**WHAT YOU NEED TO DO:** Look through the records below, and copy out every line that holds the string "this".

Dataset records
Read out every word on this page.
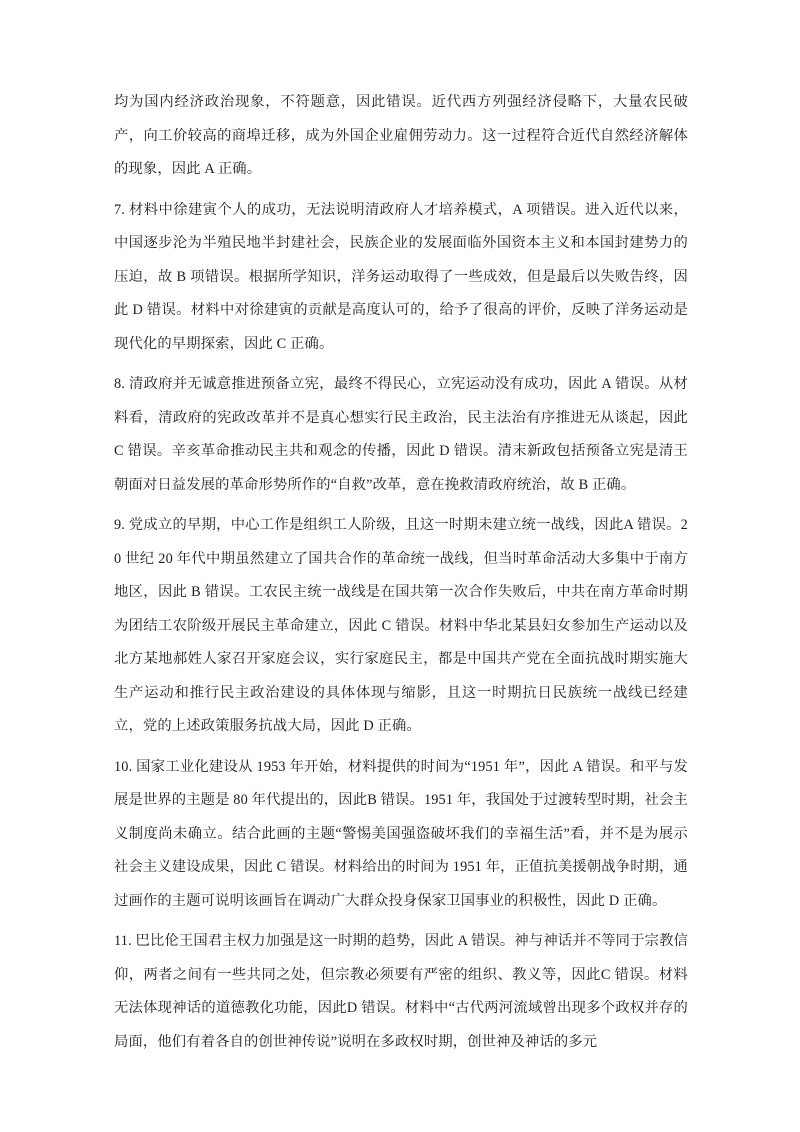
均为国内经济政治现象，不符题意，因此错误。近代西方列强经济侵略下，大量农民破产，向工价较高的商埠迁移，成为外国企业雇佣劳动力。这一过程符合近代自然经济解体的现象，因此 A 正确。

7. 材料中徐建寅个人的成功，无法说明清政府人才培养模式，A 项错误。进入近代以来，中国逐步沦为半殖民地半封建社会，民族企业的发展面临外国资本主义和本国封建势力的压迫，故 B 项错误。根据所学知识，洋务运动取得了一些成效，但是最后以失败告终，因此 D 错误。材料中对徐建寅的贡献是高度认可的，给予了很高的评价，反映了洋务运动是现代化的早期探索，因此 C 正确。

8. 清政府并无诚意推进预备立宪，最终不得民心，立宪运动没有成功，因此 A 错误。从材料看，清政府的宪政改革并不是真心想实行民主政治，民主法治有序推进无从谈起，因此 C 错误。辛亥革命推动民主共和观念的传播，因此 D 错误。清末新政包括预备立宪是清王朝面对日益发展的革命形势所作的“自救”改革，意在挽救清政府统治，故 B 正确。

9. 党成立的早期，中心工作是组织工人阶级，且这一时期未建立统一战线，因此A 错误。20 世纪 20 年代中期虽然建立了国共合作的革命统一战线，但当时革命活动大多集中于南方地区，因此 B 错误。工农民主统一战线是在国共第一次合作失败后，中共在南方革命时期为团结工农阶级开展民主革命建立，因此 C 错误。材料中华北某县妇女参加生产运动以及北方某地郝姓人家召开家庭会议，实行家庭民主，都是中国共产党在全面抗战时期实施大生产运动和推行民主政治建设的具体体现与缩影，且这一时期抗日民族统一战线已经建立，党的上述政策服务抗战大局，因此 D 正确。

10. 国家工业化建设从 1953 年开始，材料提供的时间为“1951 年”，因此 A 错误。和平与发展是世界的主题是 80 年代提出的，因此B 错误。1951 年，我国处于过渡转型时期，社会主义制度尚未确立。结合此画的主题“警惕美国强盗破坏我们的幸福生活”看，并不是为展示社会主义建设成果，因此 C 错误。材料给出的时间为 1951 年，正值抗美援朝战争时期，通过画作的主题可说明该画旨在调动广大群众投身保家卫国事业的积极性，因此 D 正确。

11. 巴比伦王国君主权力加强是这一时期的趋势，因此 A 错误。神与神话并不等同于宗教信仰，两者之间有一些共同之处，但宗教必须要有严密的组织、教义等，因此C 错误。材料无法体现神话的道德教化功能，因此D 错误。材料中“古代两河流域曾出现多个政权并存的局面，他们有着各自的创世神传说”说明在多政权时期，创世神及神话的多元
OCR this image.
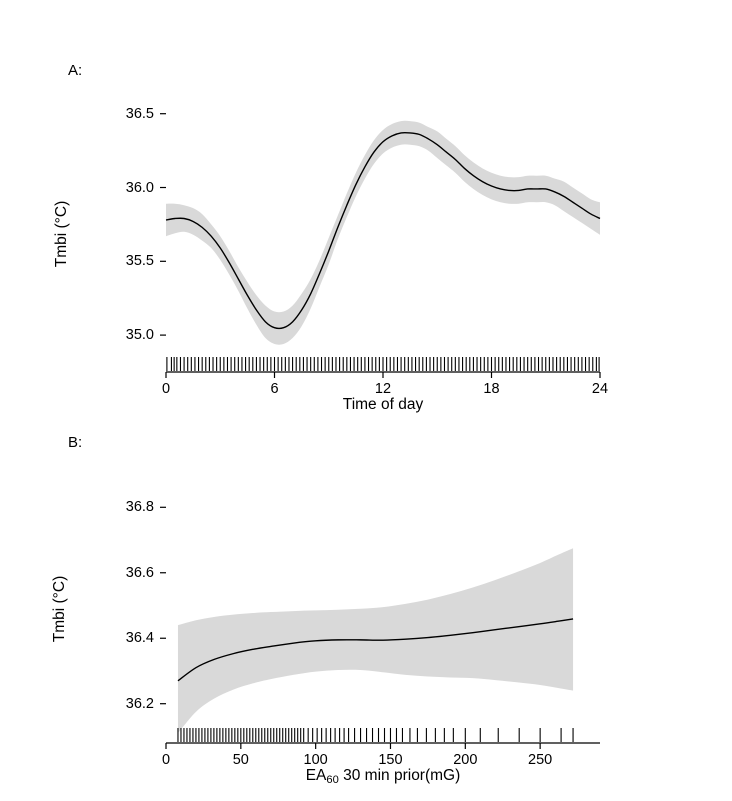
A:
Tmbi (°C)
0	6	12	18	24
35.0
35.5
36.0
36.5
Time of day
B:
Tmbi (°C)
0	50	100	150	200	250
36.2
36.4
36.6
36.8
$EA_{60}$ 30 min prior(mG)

**WRITTEN SOLUTION:**
Read out every word on this page.
OCR this image.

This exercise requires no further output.